* [WRITTEN PROBLEM]
Would you pull out every line of the material that contains the string "JSON"?

Stored data:
=-=-=-=-=
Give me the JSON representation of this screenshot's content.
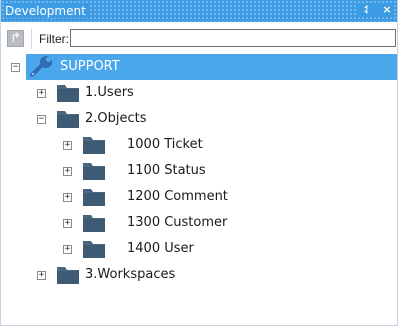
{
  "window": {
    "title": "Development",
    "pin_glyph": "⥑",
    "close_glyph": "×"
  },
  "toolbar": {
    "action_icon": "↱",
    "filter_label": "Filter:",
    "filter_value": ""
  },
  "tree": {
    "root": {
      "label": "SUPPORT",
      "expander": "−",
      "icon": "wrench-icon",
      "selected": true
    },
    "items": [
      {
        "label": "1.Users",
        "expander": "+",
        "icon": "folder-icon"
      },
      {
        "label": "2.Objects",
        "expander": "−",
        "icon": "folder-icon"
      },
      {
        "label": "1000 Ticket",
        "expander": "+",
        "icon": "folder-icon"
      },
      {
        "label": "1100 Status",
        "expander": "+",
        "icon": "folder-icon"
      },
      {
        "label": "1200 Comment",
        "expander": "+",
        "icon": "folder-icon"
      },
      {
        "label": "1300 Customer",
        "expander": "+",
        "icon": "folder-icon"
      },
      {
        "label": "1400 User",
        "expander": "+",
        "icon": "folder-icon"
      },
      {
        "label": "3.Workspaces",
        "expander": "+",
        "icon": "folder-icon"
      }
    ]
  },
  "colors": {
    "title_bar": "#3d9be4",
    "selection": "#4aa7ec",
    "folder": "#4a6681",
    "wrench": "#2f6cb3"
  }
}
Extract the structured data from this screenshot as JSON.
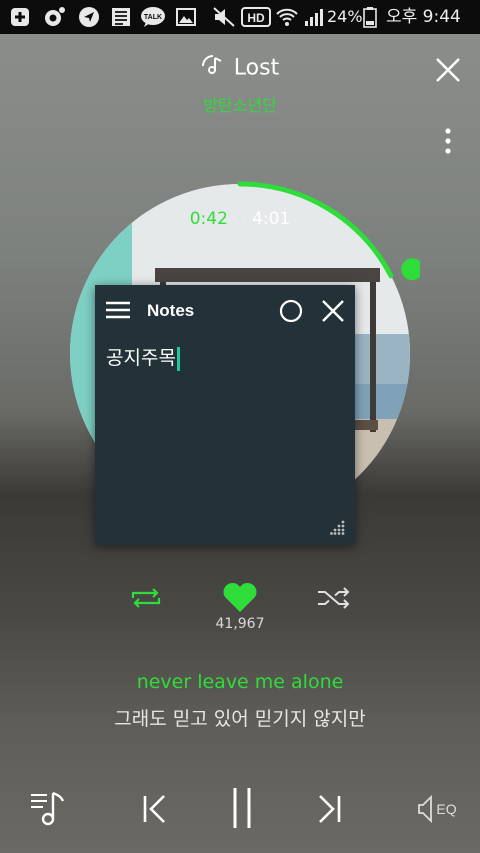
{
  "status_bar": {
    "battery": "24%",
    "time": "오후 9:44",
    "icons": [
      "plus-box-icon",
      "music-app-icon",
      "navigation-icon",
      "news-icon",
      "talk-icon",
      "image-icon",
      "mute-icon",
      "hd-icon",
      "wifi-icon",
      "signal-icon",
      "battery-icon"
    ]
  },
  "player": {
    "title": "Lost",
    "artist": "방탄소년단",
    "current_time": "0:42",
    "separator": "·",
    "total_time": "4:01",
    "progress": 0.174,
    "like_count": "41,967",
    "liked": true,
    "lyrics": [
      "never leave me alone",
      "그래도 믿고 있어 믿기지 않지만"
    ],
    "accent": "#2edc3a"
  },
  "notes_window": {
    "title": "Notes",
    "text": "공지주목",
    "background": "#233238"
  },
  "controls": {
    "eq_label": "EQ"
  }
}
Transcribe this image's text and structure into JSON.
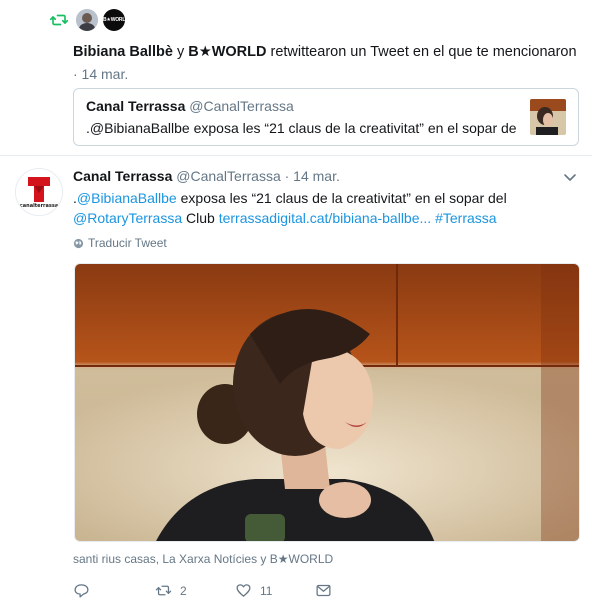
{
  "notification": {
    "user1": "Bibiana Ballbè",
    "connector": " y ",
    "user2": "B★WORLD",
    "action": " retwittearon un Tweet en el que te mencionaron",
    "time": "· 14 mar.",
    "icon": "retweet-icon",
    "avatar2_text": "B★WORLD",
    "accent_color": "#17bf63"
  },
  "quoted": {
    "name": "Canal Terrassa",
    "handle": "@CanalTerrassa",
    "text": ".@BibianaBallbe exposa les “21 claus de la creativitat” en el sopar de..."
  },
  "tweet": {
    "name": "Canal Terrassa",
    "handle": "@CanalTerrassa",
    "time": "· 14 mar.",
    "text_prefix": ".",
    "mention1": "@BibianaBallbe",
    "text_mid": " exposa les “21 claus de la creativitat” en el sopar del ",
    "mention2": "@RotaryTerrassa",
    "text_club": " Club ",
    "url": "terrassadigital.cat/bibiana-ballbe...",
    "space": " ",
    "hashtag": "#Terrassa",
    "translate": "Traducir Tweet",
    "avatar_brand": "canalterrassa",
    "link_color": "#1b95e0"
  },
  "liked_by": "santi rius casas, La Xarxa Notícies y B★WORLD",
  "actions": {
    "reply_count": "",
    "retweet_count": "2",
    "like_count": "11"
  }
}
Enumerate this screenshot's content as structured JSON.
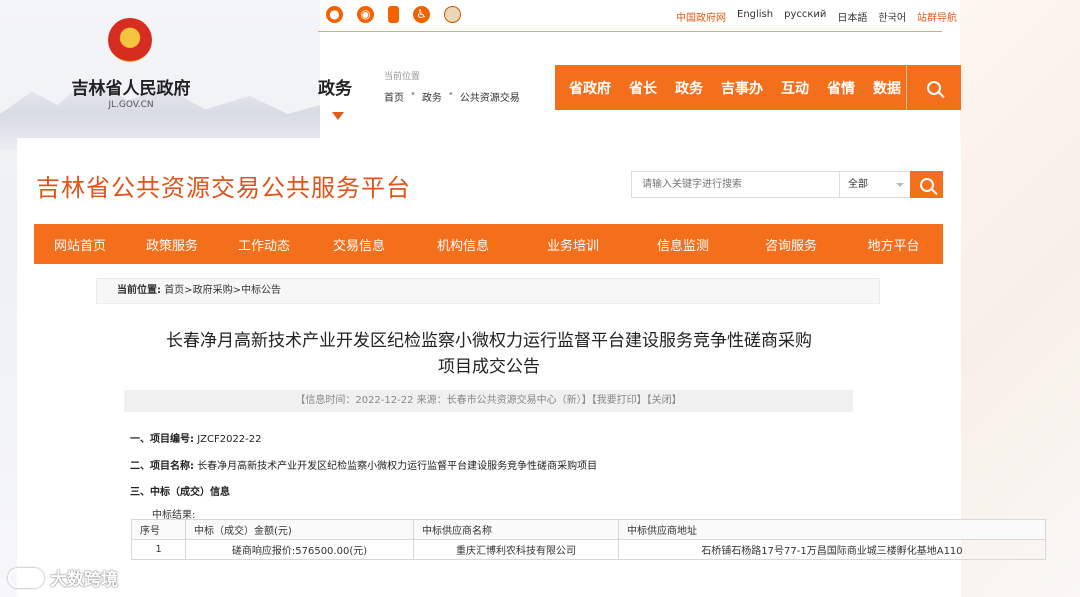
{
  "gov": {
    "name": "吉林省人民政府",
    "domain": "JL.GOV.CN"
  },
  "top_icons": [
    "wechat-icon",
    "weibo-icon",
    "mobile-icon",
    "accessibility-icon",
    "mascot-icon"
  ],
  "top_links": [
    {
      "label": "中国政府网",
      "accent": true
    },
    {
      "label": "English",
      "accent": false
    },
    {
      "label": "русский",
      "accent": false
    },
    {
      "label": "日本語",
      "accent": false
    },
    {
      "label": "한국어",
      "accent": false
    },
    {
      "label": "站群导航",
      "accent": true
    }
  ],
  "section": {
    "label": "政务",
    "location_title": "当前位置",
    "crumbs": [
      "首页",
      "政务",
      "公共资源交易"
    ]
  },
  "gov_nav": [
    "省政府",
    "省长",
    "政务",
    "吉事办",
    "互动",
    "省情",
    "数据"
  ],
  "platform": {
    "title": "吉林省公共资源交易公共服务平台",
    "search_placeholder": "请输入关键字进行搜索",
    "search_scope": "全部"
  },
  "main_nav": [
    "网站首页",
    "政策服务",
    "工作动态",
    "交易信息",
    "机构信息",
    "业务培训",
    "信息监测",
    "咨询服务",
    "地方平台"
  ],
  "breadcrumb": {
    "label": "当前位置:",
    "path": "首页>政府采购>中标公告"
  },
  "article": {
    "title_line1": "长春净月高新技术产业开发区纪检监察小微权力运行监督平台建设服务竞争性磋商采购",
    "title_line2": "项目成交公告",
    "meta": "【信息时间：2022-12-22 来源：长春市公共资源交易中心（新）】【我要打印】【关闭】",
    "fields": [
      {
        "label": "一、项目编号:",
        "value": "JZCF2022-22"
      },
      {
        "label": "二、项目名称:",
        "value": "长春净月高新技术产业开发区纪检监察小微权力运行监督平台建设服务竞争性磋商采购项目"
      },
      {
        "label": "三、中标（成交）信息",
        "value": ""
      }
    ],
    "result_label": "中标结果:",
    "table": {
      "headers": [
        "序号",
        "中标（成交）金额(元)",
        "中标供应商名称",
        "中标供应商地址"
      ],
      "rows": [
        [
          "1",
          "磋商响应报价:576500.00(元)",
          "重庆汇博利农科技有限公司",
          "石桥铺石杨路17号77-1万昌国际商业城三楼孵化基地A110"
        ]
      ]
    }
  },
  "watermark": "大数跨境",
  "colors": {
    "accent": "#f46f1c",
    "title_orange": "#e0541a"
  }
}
=-=-=-=-=
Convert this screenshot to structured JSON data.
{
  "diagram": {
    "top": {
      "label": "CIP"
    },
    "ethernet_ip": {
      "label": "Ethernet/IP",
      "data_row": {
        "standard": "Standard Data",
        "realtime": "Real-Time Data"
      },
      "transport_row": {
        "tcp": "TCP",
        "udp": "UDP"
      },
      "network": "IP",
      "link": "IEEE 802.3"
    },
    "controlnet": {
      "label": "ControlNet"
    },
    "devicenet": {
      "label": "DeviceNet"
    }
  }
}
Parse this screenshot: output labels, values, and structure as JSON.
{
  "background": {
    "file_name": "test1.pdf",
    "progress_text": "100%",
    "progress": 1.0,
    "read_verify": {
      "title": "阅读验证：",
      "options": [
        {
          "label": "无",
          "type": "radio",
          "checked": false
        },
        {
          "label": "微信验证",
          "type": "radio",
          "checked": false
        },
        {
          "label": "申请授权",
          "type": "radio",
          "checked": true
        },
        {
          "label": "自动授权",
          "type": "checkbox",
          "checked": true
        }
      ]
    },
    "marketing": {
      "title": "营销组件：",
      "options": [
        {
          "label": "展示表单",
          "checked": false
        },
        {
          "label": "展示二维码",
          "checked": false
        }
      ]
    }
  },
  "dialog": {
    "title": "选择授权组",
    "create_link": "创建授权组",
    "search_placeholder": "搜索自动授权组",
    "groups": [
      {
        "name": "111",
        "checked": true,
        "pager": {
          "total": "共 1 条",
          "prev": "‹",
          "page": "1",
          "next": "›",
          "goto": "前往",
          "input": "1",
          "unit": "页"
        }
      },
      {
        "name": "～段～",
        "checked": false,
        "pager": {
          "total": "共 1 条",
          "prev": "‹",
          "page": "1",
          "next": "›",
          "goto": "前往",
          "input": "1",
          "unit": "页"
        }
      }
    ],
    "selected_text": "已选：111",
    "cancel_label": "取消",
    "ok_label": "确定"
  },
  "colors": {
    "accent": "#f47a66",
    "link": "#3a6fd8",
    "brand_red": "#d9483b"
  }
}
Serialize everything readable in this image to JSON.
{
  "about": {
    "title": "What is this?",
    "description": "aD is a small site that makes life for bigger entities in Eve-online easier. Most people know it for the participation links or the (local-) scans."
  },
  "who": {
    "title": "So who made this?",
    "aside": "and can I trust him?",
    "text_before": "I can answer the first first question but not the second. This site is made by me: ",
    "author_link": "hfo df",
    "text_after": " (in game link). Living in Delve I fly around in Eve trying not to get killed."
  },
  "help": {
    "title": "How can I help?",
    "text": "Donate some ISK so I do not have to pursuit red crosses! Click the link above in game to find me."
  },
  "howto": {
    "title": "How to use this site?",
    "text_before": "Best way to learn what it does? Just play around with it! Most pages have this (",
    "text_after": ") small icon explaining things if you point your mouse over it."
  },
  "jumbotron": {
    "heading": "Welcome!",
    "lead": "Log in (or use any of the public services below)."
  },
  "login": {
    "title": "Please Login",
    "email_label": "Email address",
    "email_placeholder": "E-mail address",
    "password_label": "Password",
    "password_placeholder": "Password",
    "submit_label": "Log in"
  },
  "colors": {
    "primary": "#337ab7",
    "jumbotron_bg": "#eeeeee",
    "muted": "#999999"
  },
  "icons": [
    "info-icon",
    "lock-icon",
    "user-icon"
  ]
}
=-=-=-=-=
* [EXERCISE SOLUTION]
Give me the JSON representation of this screenshot's content.
Extract the structured data from this screenshot as JSON.
Transcribe this image's text and structure into JSON.
Enumerate this screenshot's content as structured JSON.
Convert this screenshot to structured JSON data.
Parse this screenshot: output labels, values, and structure as JSON.
Serialize everything readable in this image to JSON.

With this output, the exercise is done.